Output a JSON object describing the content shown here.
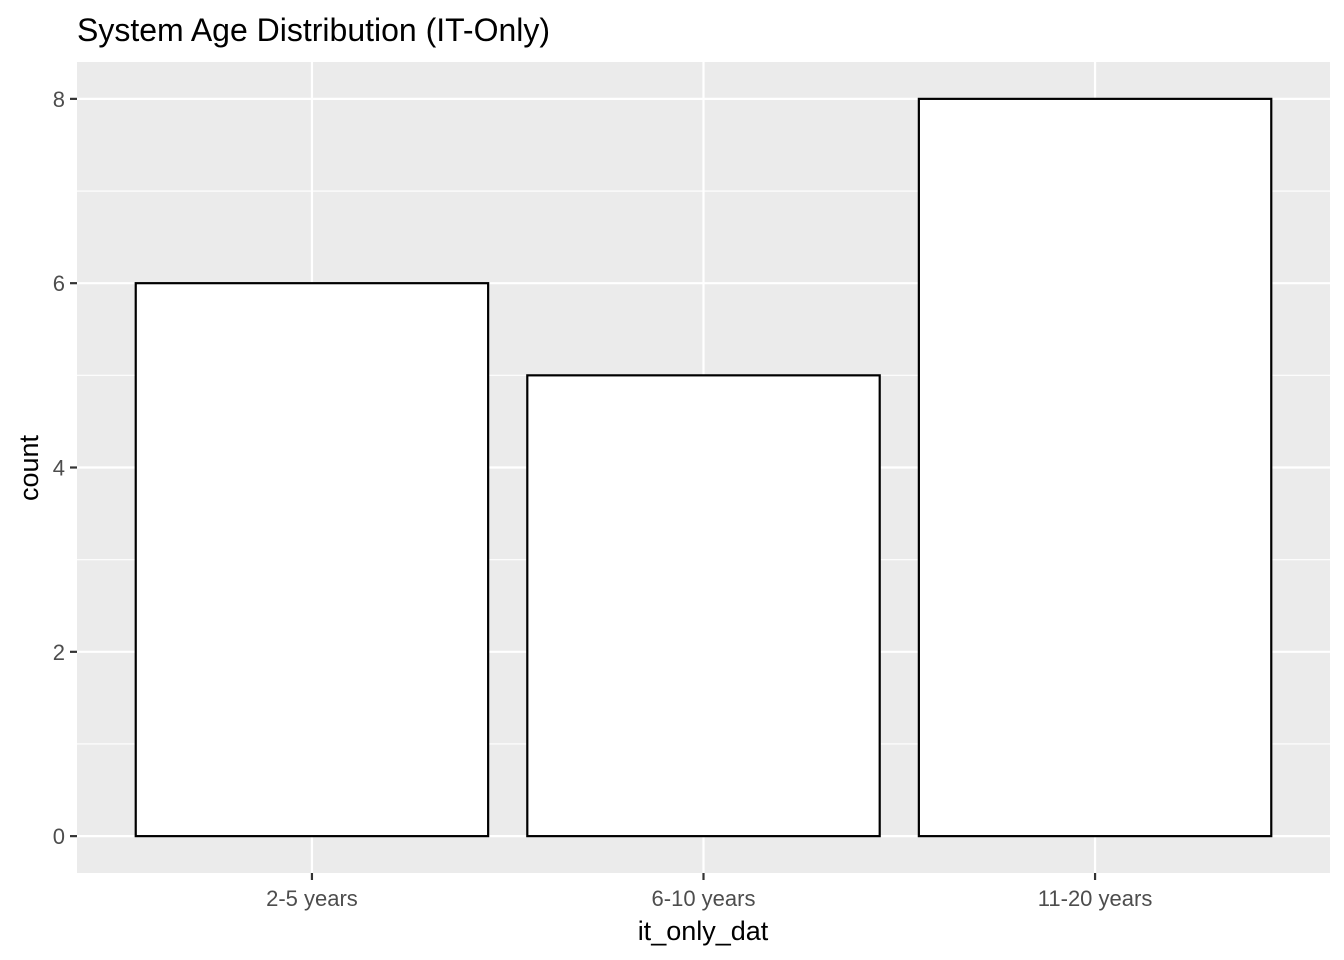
{
  "chart_data": {
    "type": "bar",
    "title": "System Age Distribution (IT-Only)",
    "xlabel": "it_only_dat",
    "ylabel": "count",
    "categories": [
      "2-5 years",
      "6-10 years",
      "11-20 years"
    ],
    "values": [
      6,
      5,
      8
    ],
    "ylim": [
      -0.4,
      8.4
    ],
    "yticks": [
      0,
      2,
      4,
      6,
      8
    ],
    "ytick_labels": [
      "0",
      "2",
      "4",
      "6",
      "8"
    ],
    "grid": true,
    "legend": "none",
    "colors": {
      "panel_background": "#ebebeb",
      "grid_line": "#ffffff",
      "bar_fill": "#ffffff",
      "bar_outline": "#000000",
      "tick_label": "#4d4d4d",
      "tick_mark": "#333333",
      "text": "#000000"
    }
  }
}
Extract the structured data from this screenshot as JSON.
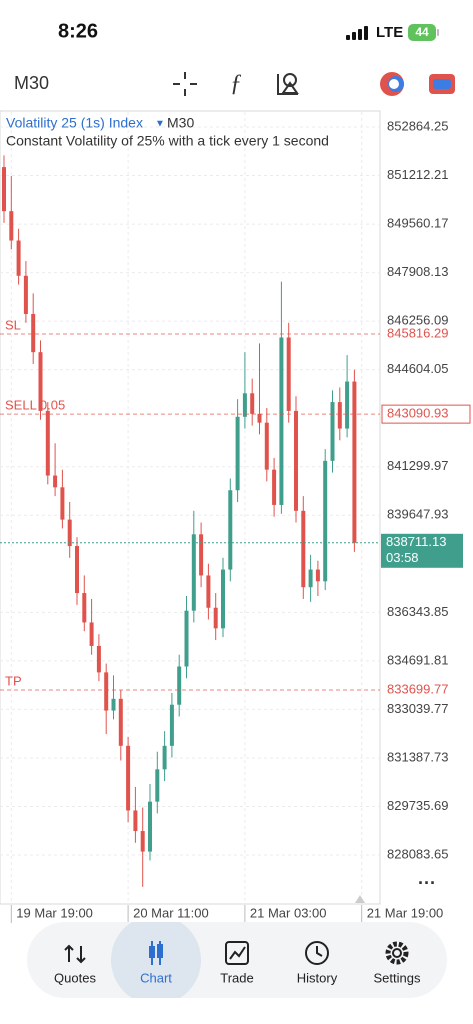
{
  "status_bar": {
    "time": "8:26",
    "network": "LTE",
    "battery": "44"
  },
  "chart_data": {
    "type": "candlestick",
    "title": "Volatility 25 (1s) Index",
    "timeframe": "M30",
    "subtitle": "Constant Volatility of 25% with a tick every 1 second",
    "categories": [
      null,
      "19 Mar 19:00",
      null,
      null,
      null,
      null,
      null,
      null,
      null,
      null,
      null,
      null,
      null,
      null,
      null,
      null,
      null,
      "20 Mar 11:00",
      null,
      null,
      null,
      null,
      null,
      null,
      null,
      null,
      null,
      null,
      null,
      null,
      null,
      null,
      null,
      "21 Mar 03:00",
      null,
      null,
      null,
      null,
      null,
      null,
      null,
      null,
      null,
      null,
      null,
      null,
      null,
      null,
      null,
      "21 Mar 19:00"
    ],
    "open": [
      851500,
      850000,
      849000,
      847800,
      846500,
      845200,
      843200,
      841000,
      840600,
      839500,
      838600,
      837000,
      836000,
      835200,
      834300,
      833000,
      833400,
      831800,
      829600,
      828900,
      828200,
      829900,
      831000,
      831800,
      833200,
      834500,
      836400,
      839000,
      837600,
      836500,
      835800,
      837800,
      840500,
      843000,
      843800,
      843100,
      842800,
      841200,
      840000,
      845700,
      843200,
      839800,
      837200,
      837800,
      837400,
      841500,
      843500,
      842600,
      844200,
      null
    ],
    "high": [
      851900,
      851200,
      849400,
      848300,
      847200,
      845600,
      843500,
      842100,
      841200,
      840100,
      838900,
      837600,
      836800,
      835600,
      834600,
      834200,
      833700,
      832100,
      830400,
      829700,
      830500,
      831600,
      832300,
      833600,
      834900,
      836900,
      839800,
      839400,
      838000,
      837000,
      838200,
      840900,
      843600,
      845200,
      844300,
      845500,
      843300,
      841600,
      847600,
      846200,
      843700,
      840300,
      838300,
      838100,
      841900,
      843900,
      844000,
      845100,
      844600,
      null
    ],
    "low": [
      849600,
      848700,
      847500,
      846200,
      844800,
      842900,
      840700,
      840300,
      839200,
      838200,
      836600,
      835700,
      834900,
      834000,
      832200,
      832700,
      831300,
      829200,
      828500,
      827000,
      827900,
      829500,
      830600,
      831400,
      832800,
      834100,
      836000,
      837200,
      836100,
      835400,
      835500,
      837400,
      840100,
      842600,
      842700,
      842400,
      840800,
      839600,
      839700,
      842800,
      839400,
      836800,
      836700,
      836900,
      837100,
      841100,
      842200,
      842300,
      838400,
      null
    ],
    "close": [
      850000,
      849000,
      847800,
      846500,
      845200,
      843200,
      841000,
      840600,
      839500,
      838600,
      837000,
      836000,
      835200,
      834300,
      833000,
      833400,
      831800,
      829600,
      828900,
      828200,
      829900,
      831000,
      831800,
      833200,
      834500,
      836400,
      839000,
      837600,
      836500,
      835800,
      837800,
      840500,
      843000,
      843800,
      843100,
      842800,
      841200,
      840000,
      845700,
      843200,
      839800,
      837200,
      837800,
      837400,
      841500,
      843500,
      842600,
      844200,
      838711.13,
      null
    ],
    "up_color": "#3f9e8c",
    "down_color": "#e0534d",
    "ylim": [
      826450,
      853375
    ],
    "yticks": [
      852864.25,
      851212.21,
      849560.17,
      847908.13,
      846256.09,
      844604.05,
      841299.97,
      839647.93,
      836343.85,
      834691.81,
      833039.77,
      831387.73,
      829735.69,
      828083.65
    ],
    "grid": true,
    "levels": [
      {
        "label": "SL",
        "value": 845816.29,
        "color": "#e0534d"
      },
      {
        "label": "SELL 0.05",
        "value": 843090.93,
        "color": "#e0534d"
      },
      {
        "label": "TP",
        "value": 833699.77,
        "color": "#e0534d"
      }
    ],
    "current_price": 838711.13,
    "current_color": "#3f9e8c",
    "countdown": "03:58"
  },
  "nav": {
    "items": [
      {
        "label": "Quotes"
      },
      {
        "label": "Chart"
      },
      {
        "label": "Trade"
      },
      {
        "label": "History"
      },
      {
        "label": "Settings"
      }
    ],
    "active": 1
  }
}
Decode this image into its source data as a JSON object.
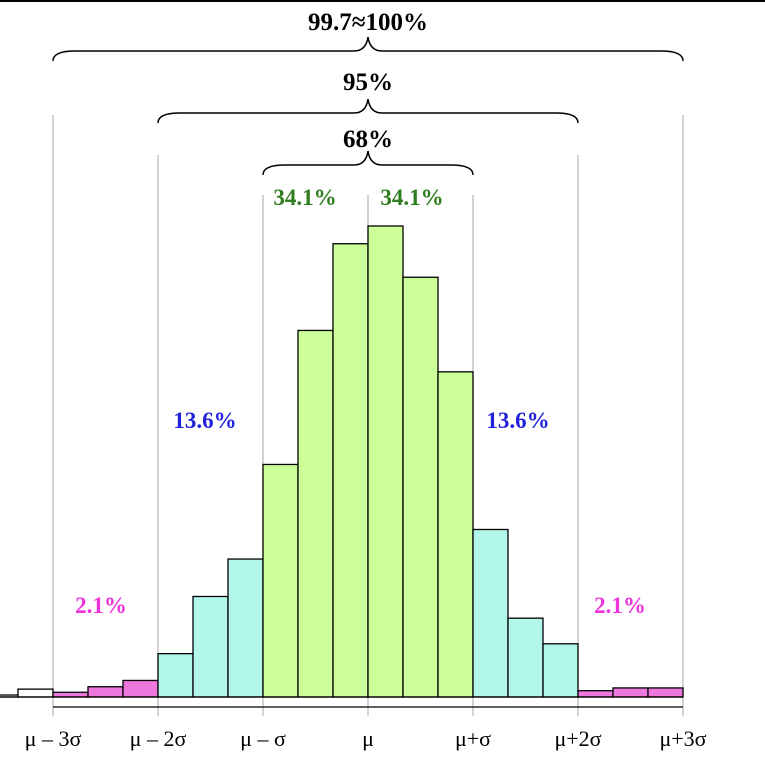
{
  "chart_data": {
    "type": "bar",
    "x_ticks": [
      "μ – 3σ",
      "μ – 2σ",
      "μ – σ",
      "μ",
      "μ+σ",
      "μ+2σ",
      "μ+3σ"
    ],
    "bins_per_sigma": 3,
    "bins": [
      {
        "value": 0.5,
        "region": "outer"
      },
      {
        "value": 2.0,
        "region": "outer"
      },
      {
        "value": 1.2,
        "region": "tail"
      },
      {
        "value": 2.6,
        "region": "tail"
      },
      {
        "value": 4.2,
        "region": "tail"
      },
      {
        "value": 11.0,
        "region": "two_sigma"
      },
      {
        "value": 25.5,
        "region": "two_sigma"
      },
      {
        "value": 35.0,
        "region": "two_sigma"
      },
      {
        "value": 59.0,
        "region": "one_sigma"
      },
      {
        "value": 93.0,
        "region": "one_sigma"
      },
      {
        "value": 115.0,
        "region": "one_sigma"
      },
      {
        "value": 119.5,
        "region": "one_sigma"
      },
      {
        "value": 106.5,
        "region": "one_sigma"
      },
      {
        "value": 82.5,
        "region": "one_sigma"
      },
      {
        "value": 42.5,
        "region": "two_sigma"
      },
      {
        "value": 20.0,
        "region": "two_sigma"
      },
      {
        "value": 13.5,
        "region": "two_sigma"
      },
      {
        "value": 1.6,
        "region": "tail"
      },
      {
        "value": 2.3,
        "region": "tail"
      },
      {
        "value": 2.3,
        "region": "tail"
      }
    ],
    "ylim": [
      0,
      125
    ],
    "region_colors": {
      "outer": "#ffffff",
      "tail": "#ee77dd",
      "two_sigma": "#b3f7ea",
      "one_sigma": "#ccff99"
    },
    "label_colors": {
      "one_sigma": "#2e7d1e",
      "two_sigma": "#2222dd",
      "tail": "#ee33dd"
    },
    "brackets": [
      {
        "label": "99.7≈100%",
        "from": "μ – 3σ",
        "to": "μ+3σ"
      },
      {
        "label": "95%",
        "from": "μ – 2σ",
        "to": "μ+2σ"
      },
      {
        "label": "68%",
        "from": "μ – σ",
        "to": "μ+σ"
      }
    ],
    "region_labels": [
      {
        "text": "34.1%",
        "region": "one_sigma",
        "side": "left"
      },
      {
        "text": "34.1%",
        "region": "one_sigma",
        "side": "right"
      },
      {
        "text": "13.6%",
        "region": "two_sigma",
        "side": "left"
      },
      {
        "text": "13.6%",
        "region": "two_sigma",
        "side": "right"
      },
      {
        "text": "2.1%",
        "region": "tail",
        "side": "left"
      },
      {
        "text": "2.1%",
        "region": "tail",
        "side": "right"
      }
    ]
  }
}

Written task: Where a line of the material above holds the string "this", copy that line.

Exercise output:
Extract the structured data from this screenshot as JSON.
Decode this image into its source data as a JSON object.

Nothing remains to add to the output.